## Aim
Word for word, set down the records and skip each picture.

## Supplied material
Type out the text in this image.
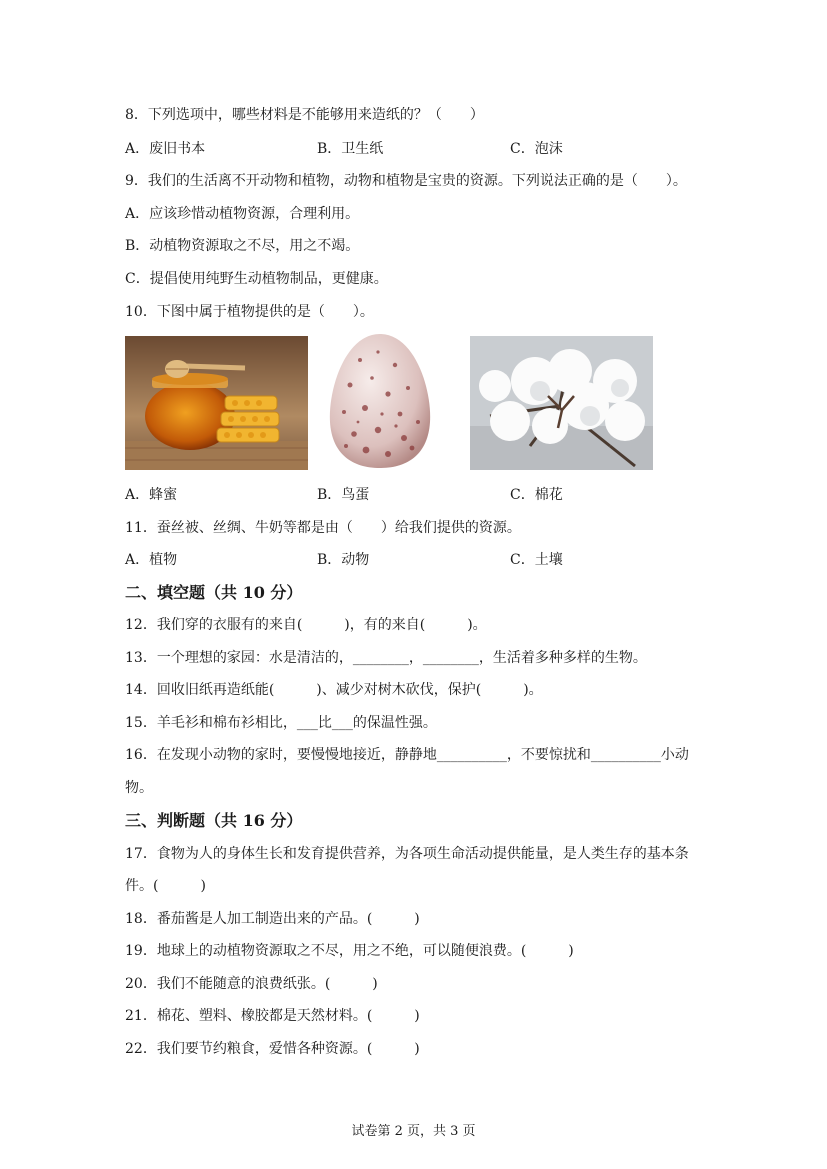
8．下列选项中，哪些材料是不能够用来造纸的？（　　）
A．废旧书本	B．卫生纸	C．泡沫
9．我们的生活离不开动物和植物，动物和植物是宝贵的资源。下列说法正确的是（　　）。
A．应该珍惜动植物资源，合理利用。
B．动植物资源取之不尽，用之不竭。
C．提倡使用纯野生动植物制品，更健康。
10．下图中属于植物提供的是（　　）。
A．蜂蜜	B．鸟蛋	C．棉花
11．蚕丝被、丝绸、牛奶等都是由（　　）给我们提供的资源。
A．植物	B．动物	C．土壤
二、填空题（共 10 分）
12．我们穿的衣服有的来自(　　　)，有的来自(　　　)。
13．一个理想的家园：水是清洁的，________，________，生活着多种多样的生物。
14．回收旧纸再造纸能(　　　)、减少对树木砍伐，保护(　　　)。
15．羊毛衫和棉布衫相比，___比___的保温性强。
16．在发现小动物的家时，要慢慢地接近，静静地__________，不要惊扰和__________小动
物。
三、判断题（共 16 分）
17．食物为人的身体生长和发育提供营养，为各项生命活动提供能量，是人类生存的基本条
件。(　　　)
18．番茄酱是人加工制造出来的产品。(　　　)
19．地球上的动植物资源取之不尽，用之不绝，可以随便浪费。(　　　)
20．我们不能随意的浪费纸张。(　　　)
21．棉花、塑料、橡胶都是天然材料。(　　　)
22．我们要节约粮食，爱惜各种资源。(　　　)
试卷第 2 页，共 3 页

## Finished exercise
Type out the text in this image.
8．下列选项中，哪些材料是不能够用来造纸的？（　　）
A．废旧书本	B．卫生纸	C．泡沫
9．我们的生活离不开动物和植物，动物和植物是宝贵的资源。下列说法正确的是（　　）。
A．应该珍惜动植物资源，合理利用。
B．动植物资源取之不尽，用之不竭。
C．提倡使用纯野生动植物制品，更健康。
10．下图中属于植物提供的是（　　）。
A．蜂蜜	B．鸟蛋	C．棉花
11．蚕丝被、丝绸、牛奶等都是由（　　）给我们提供的资源。
A．植物	B．动物	C．土壤
二、填空题（共 10 分）
12．我们穿的衣服有的来自(　　　)，有的来自(　　　)。
13．一个理想的家园：水是清洁的，________，________，生活着多种多样的生物。
14．回收旧纸再造纸能(　　　)、减少对树木砍伐，保护(　　　)。
15．羊毛衫和棉布衫相比，___比___的保温性强。
16．在发现小动物的家时，要慢慢地接近，静静地__________，不要惊扰和__________小动
物。
三、判断题（共 16 分）
17．食物为人的身体生长和发育提供营养，为各项生命活动提供能量，是人类生存的基本条
件。(　　　)
18．番茄酱是人加工制造出来的产品。(　　　)
19．地球上的动植物资源取之不尽，用之不绝，可以随便浪费。(　　　)
20．我们不能随意的浪费纸张。(　　　)
21．棉花、塑料、橡胶都是天然材料。(　　　)
22．我们要节约粮食，爱惜各种资源。(　　　)
试卷第 2 页，共 3 页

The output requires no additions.